Collection entries:
# # # #
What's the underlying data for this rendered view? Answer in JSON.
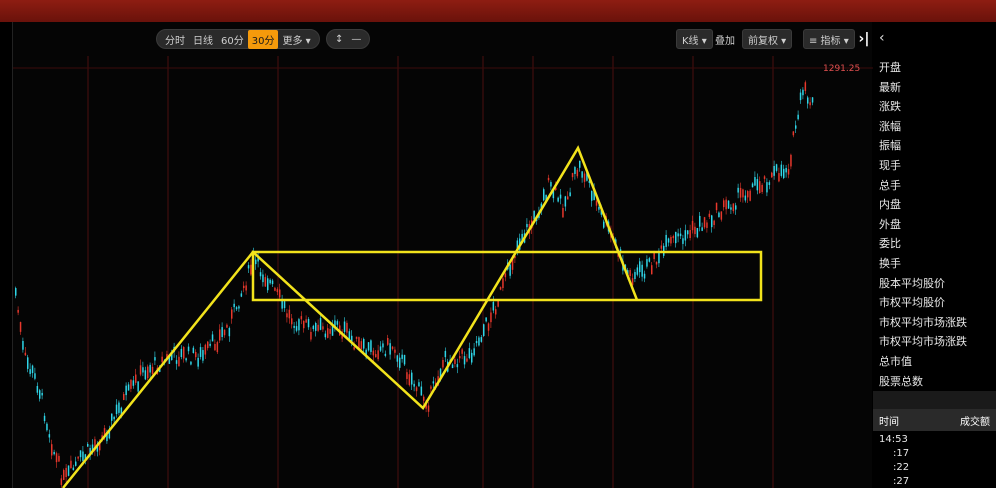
{
  "toolbar": {
    "periods": [
      {
        "label": "分时",
        "active": false
      },
      {
        "label": "日线",
        "active": false
      },
      {
        "label": "60分",
        "active": false
      },
      {
        "label": "30分",
        "active": true
      },
      {
        "label": "更多 ▾",
        "active": false
      }
    ],
    "arrows": [
      {
        "label": "↕"
      },
      {
        "label": "—"
      }
    ],
    "indicator_select": "K线 ▾",
    "overlay_label": "叠加",
    "adjust_select": "前复权 ▾",
    "extra_select": "≡ 指标 ▾",
    "collapse_icon": "›|"
  },
  "chart": {
    "price_high_label": "1291.25",
    "colors": {
      "bull": "#e8382c",
      "bear": "#2fd6e8",
      "annotation": "#f2e31c",
      "vline": "#4a0e0e"
    }
  },
  "right_panel": {
    "back_icon": "‹",
    "stats": [
      "开盘",
      "最新",
      "涨跌",
      "涨幅",
      "振幅",
      "现手",
      "总手",
      "内盘",
      "外盘",
      "委比",
      "换手",
      "股本平均股价",
      "市权平均股价",
      "市权平均市场涨跌",
      "市权平均市场涨跌",
      "总市值",
      "股票总数"
    ],
    "trade_header": {
      "time": "时间",
      "price": "成交额"
    },
    "trade_times": [
      "14:53",
      ":17",
      ":22",
      ":27"
    ]
  }
}
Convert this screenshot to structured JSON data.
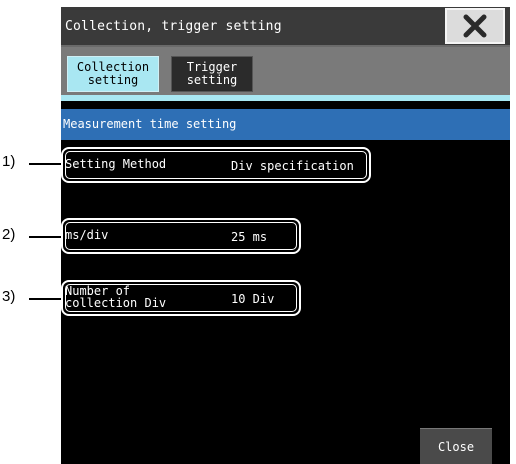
{
  "window": {
    "title": "Collection, trigger setting"
  },
  "tabs": [
    {
      "label": "Collection\nsetting",
      "active": true
    },
    {
      "label": "Trigger\nsetting",
      "active": false
    }
  ],
  "section": {
    "title": "Measurement time setting"
  },
  "fields": [
    {
      "label": "Setting Method",
      "value": "Div specification"
    },
    {
      "label": "ms/div",
      "value": "25 ms"
    },
    {
      "label": "Number of\ncollection Div",
      "value": "10 Div"
    }
  ],
  "footer": {
    "close_label": "Close"
  },
  "callouts": [
    "1)",
    "2)",
    "3)"
  ],
  "colors": {
    "tab_active": "#a9e7f2",
    "section_header": "#2e6fb5",
    "titlebar": "#3a3a3a",
    "screen_bg": "#000000"
  },
  "icons": {
    "close": "close-x-icon"
  }
}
# # # #
▶ CHALLENGE
Pictures are excluded; output everything else in the data verbatim.

▶ RESULT
What's the underlying data for this rendered view? Answer in JSON.
{
  "toolbar": {
    "periods": [
      {
        "label": "分时",
        "active": false
      },
      {
        "label": "日线",
        "active": false
      },
      {
        "label": "60分",
        "active": false
      },
      {
        "label": "30分",
        "active": true
      },
      {
        "label": "更多 ▾",
        "active": false
      }
    ],
    "arrows": [
      {
        "label": "↕"
      },
      {
        "label": "—"
      }
    ],
    "indicator_select": "K线 ▾",
    "overlay_label": "叠加",
    "adjust_select": "前复权 ▾",
    "extra_select": "≡ 指标 ▾",
    "collapse_icon": "›|"
  },
  "chart": {
    "price_high_label": "1291.25",
    "colors": {
      "bull": "#e8382c",
      "bear": "#2fd6e8",
      "annotation": "#f2e31c",
      "vline": "#4a0e0e"
    }
  },
  "right_panel": {
    "back_icon": "‹",
    "stats": [
      "开盘",
      "最新",
      "涨跌",
      "涨幅",
      "振幅",
      "现手",
      "总手",
      "内盘",
      "外盘",
      "委比",
      "换手",
      "股本平均股价",
      "市权平均股价",
      "市权平均市场涨跌",
      "市权平均市场涨跌",
      "总市值",
      "股票总数"
    ],
    "trade_header": {
      "time": "时间",
      "price": "成交额"
    },
    "trade_times": [
      "14:53",
      ":17",
      ":22",
      ":27"
    ]
  }
}
Convert this screenshot to structured JSON data.
{
  "window": {
    "title": "Collection, trigger setting"
  },
  "tabs": [
    {
      "label": "Collection\nsetting",
      "active": true
    },
    {
      "label": "Trigger\nsetting",
      "active": false
    }
  ],
  "section": {
    "title": "Measurement time setting"
  },
  "fields": [
    {
      "label": "Setting Method",
      "value": "Div specification"
    },
    {
      "label": "ms/div",
      "value": "25 ms"
    },
    {
      "label": "Number of\ncollection Div",
      "value": "10 Div"
    }
  ],
  "footer": {
    "close_label": "Close"
  },
  "callouts": [
    "1)",
    "2)",
    "3)"
  ],
  "colors": {
    "tab_active": "#a9e7f2",
    "section_header": "#2e6fb5",
    "titlebar": "#3a3a3a",
    "screen_bg": "#000000"
  },
  "icons": {
    "close": "close-x-icon"
  }
}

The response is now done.